* START DATASET ENTRIES *

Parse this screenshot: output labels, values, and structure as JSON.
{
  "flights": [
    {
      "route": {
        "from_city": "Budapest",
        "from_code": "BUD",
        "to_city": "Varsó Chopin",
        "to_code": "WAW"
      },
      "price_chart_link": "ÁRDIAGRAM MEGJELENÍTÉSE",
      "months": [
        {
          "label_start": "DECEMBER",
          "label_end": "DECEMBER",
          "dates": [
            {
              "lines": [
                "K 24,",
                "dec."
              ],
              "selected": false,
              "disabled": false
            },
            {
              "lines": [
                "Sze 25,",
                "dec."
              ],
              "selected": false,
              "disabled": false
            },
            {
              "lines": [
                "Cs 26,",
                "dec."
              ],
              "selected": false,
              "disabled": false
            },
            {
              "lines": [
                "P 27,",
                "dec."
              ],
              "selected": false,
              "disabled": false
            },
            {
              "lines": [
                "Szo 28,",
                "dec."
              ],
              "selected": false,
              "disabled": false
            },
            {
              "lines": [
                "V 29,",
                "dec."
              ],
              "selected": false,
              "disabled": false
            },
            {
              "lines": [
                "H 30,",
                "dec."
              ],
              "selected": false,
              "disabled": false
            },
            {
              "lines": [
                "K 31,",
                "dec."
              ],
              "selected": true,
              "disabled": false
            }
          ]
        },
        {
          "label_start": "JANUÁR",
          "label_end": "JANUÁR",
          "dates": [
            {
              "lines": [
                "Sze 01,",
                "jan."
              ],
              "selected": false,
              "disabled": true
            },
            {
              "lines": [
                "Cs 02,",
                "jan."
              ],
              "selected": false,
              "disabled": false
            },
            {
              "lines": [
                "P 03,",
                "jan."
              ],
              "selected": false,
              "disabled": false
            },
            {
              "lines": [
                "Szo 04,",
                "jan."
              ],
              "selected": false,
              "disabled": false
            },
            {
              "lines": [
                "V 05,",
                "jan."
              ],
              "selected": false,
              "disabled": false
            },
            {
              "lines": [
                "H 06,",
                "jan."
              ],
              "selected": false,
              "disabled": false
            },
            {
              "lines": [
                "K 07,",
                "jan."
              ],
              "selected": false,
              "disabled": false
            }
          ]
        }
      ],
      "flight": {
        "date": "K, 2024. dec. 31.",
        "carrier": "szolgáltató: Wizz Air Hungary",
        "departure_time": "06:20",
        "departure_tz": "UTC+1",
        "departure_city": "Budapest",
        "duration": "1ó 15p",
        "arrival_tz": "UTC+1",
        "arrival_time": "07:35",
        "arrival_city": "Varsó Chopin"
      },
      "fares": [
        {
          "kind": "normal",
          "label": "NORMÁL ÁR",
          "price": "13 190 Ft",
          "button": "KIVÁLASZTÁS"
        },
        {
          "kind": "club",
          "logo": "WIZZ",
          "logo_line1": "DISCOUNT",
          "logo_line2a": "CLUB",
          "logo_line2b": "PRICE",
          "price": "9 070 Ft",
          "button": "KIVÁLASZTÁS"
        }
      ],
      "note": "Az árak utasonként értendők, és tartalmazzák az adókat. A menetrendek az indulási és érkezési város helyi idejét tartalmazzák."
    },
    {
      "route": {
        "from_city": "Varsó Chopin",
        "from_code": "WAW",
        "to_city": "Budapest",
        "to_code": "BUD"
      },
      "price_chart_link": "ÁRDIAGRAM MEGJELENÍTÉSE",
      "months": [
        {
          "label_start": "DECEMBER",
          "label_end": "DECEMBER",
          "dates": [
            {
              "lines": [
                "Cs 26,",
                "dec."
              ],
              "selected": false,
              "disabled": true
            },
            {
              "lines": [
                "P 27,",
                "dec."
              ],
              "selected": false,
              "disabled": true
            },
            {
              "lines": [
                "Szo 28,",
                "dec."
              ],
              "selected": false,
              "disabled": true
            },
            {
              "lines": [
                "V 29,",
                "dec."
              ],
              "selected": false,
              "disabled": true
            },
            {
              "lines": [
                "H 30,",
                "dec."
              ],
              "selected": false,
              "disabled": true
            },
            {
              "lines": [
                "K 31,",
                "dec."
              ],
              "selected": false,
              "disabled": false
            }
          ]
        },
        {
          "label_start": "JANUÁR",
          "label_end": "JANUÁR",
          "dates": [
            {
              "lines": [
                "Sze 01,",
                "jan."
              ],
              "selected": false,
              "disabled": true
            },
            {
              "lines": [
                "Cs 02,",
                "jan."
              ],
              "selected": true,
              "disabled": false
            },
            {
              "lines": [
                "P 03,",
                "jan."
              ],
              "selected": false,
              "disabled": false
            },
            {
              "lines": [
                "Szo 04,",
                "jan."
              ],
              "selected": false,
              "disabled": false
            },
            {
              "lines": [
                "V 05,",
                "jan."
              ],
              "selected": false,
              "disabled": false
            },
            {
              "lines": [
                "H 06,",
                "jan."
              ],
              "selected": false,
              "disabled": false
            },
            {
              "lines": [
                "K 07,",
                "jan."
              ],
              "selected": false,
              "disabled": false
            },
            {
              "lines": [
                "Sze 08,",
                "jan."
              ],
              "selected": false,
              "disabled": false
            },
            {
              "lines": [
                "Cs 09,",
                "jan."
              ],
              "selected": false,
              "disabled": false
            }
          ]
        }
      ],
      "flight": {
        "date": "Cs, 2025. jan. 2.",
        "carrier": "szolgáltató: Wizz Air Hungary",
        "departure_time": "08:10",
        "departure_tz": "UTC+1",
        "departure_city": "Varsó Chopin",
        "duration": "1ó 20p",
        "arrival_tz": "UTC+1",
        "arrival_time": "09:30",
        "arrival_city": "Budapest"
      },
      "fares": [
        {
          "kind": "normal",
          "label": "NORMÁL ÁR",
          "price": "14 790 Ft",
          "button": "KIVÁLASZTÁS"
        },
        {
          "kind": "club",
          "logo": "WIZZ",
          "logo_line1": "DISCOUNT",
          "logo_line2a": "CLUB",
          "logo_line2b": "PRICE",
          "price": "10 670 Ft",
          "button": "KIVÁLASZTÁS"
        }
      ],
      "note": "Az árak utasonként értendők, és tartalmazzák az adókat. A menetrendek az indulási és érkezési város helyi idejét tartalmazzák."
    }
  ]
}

* END DATASET ENTRIES *

#### [TASK BRIEF]
Transcribe every entry word for word.

#### [EXERCISE SOLUTION]
Parse this screenshot: output labels, values, and structure as JSON.
{
  "flights": [
    {
      "route": {
        "from_city": "Budapest",
        "from_code": "BUD",
        "to_city": "Varsó Chopin",
        "to_code": "WAW"
      },
      "price_chart_link": "ÁRDIAGRAM MEGJELENÍTÉSE",
      "months": [
        {
          "label_start": "DECEMBER",
          "label_end": "DECEMBER",
          "dates": [
            {
              "lines": [
                "K 24,",
                "dec."
              ],
              "selected": false,
              "disabled": false
            },
            {
              "lines": [
                "Sze 25,",
                "dec."
              ],
              "selected": false,
              "disabled": false
            },
            {
              "lines": [
                "Cs 26,",
                "dec."
              ],
              "selected": false,
              "disabled": false
            },
            {
              "lines": [
                "P 27,",
                "dec."
              ],
              "selected": false,
              "disabled": false
            },
            {
              "lines": [
                "Szo 28,",
                "dec."
              ],
              "selected": false,
              "disabled": false
            },
            {
              "lines": [
                "V 29,",
                "dec."
              ],
              "selected": false,
              "disabled": false
            },
            {
              "lines": [
                "H 30,",
                "dec."
              ],
              "selected": false,
              "disabled": false
            },
            {
              "lines": [
                "K 31,",
                "dec."
              ],
              "selected": true,
              "disabled": false
            }
          ]
        },
        {
          "label_start": "JANUÁR",
          "label_end": "JANUÁR",
          "dates": [
            {
              "lines": [
                "Sze 01,",
                "jan."
              ],
              "selected": false,
              "disabled": true
            },
            {
              "lines": [
                "Cs 02,",
                "jan."
              ],
              "selected": false,
              "disabled": false
            },
            {
              "lines": [
                "P 03,",
                "jan."
              ],
              "selected": false,
              "disabled": false
            },
            {
              "lines": [
                "Szo 04,",
                "jan."
              ],
              "selected": false,
              "disabled": false
            },
            {
              "lines": [
                "V 05,",
                "jan."
              ],
              "selected": false,
              "disabled": false
            },
            {
              "lines": [
                "H 06,",
                "jan."
              ],
              "selected": false,
              "disabled": false
            },
            {
              "lines": [
                "K 07,",
                "jan."
              ],
              "selected": false,
              "disabled": false
            }
          ]
        }
      ],
      "flight": {
        "date": "K, 2024. dec. 31.",
        "carrier": "szolgáltató: Wizz Air Hungary",
        "departure_time": "06:20",
        "departure_tz": "UTC+1",
        "departure_city": "Budapest",
        "duration": "1ó 15p",
        "arrival_tz": "UTC+1",
        "arrival_time": "07:35",
        "arrival_city": "Varsó Chopin"
      },
      "fares": [
        {
          "kind": "normal",
          "label": "NORMÁL ÁR",
          "price": "13 190 Ft",
          "button": "KIVÁLASZTÁS"
        },
        {
          "kind": "club",
          "logo": "WIZZ",
          "logo_line1": "DISCOUNT",
          "logo_line2a": "CLUB",
          "logo_line2b": "PRICE",
          "price": "9 070 Ft",
          "button": "KIVÁLASZTÁS"
        }
      ],
      "note": "Az árak utasonként értendők, és tartalmazzák az adókat. A menetrendek az indulási és érkezési város helyi idejét tartalmazzák."
    },
    {
      "route": {
        "from_city": "Varsó Chopin",
        "from_code": "WAW",
        "to_city": "Budapest",
        "to_code": "BUD"
      },
      "price_chart_link": "ÁRDIAGRAM MEGJELENÍTÉSE",
      "months": [
        {
          "label_start": "DECEMBER",
          "label_end": "DECEMBER",
          "dates": [
            {
              "lines": [
                "Cs 26,",
                "dec."
              ],
              "selected": false,
              "disabled": true
            },
            {
              "lines": [
                "P 27,",
                "dec."
              ],
              "selected": false,
              "disabled": true
            },
            {
              "lines": [
                "Szo 28,",
                "dec."
              ],
              "selected": false,
              "disabled": true
            },
            {
              "lines": [
                "V 29,",
                "dec."
              ],
              "selected": false,
              "disabled": true
            },
            {
              "lines": [
                "H 30,",
                "dec."
              ],
              "selected": false,
              "disabled": true
            },
            {
              "lines": [
                "K 31,",
                "dec."
              ],
              "selected": false,
              "disabled": false
            }
          ]
        },
        {
          "label_start": "JANUÁR",
          "label_end": "JANUÁR",
          "dates": [
            {
              "lines": [
                "Sze 01,",
                "jan."
              ],
              "selected": false,
              "disabled": true
            },
            {
              "lines": [
                "Cs 02,",
                "jan."
              ],
              "selected": true,
              "disabled": false
            },
            {
              "lines": [
                "P 03,",
                "jan."
              ],
              "selected": false,
              "disabled": false
            },
            {
              "lines": [
                "Szo 04,",
                "jan."
              ],
              "selected": false,
              "disabled": false
            },
            {
              "lines": [
                "V 05,",
                "jan."
              ],
              "selected": false,
              "disabled": false
            },
            {
              "lines": [
                "H 06,",
                "jan."
              ],
              "selected": false,
              "disabled": false
            },
            {
              "lines": [
                "K 07,",
                "jan."
              ],
              "selected": false,
              "disabled": false
            },
            {
              "lines": [
                "Sze 08,",
                "jan."
              ],
              "selected": false,
              "disabled": false
            },
            {
              "lines": [
                "Cs 09,",
                "jan."
              ],
              "selected": false,
              "disabled": false
            }
          ]
        }
      ],
      "flight": {
        "date": "Cs, 2025. jan. 2.",
        "carrier": "szolgáltató: Wizz Air Hungary",
        "departure_time": "08:10",
        "departure_tz": "UTC+1",
        "departure_city": "Varsó Chopin",
        "duration": "1ó 20p",
        "arrival_tz": "UTC+1",
        "arrival_time": "09:30",
        "arrival_city": "Budapest"
      },
      "fares": [
        {
          "kind": "normal",
          "label": "NORMÁL ÁR",
          "price": "14 790 Ft",
          "button": "KIVÁLASZTÁS"
        },
        {
          "kind": "club",
          "logo": "WIZZ",
          "logo_line1": "DISCOUNT",
          "logo_line2a": "CLUB",
          "logo_line2b": "PRICE",
          "price": "10 670 Ft",
          "button": "KIVÁLASZTÁS"
        }
      ],
      "note": "Az árak utasonként értendők, és tartalmazzák az adókat. A menetrendek az indulási és érkezési város helyi idejét tartalmazzák."
    }
  ]
}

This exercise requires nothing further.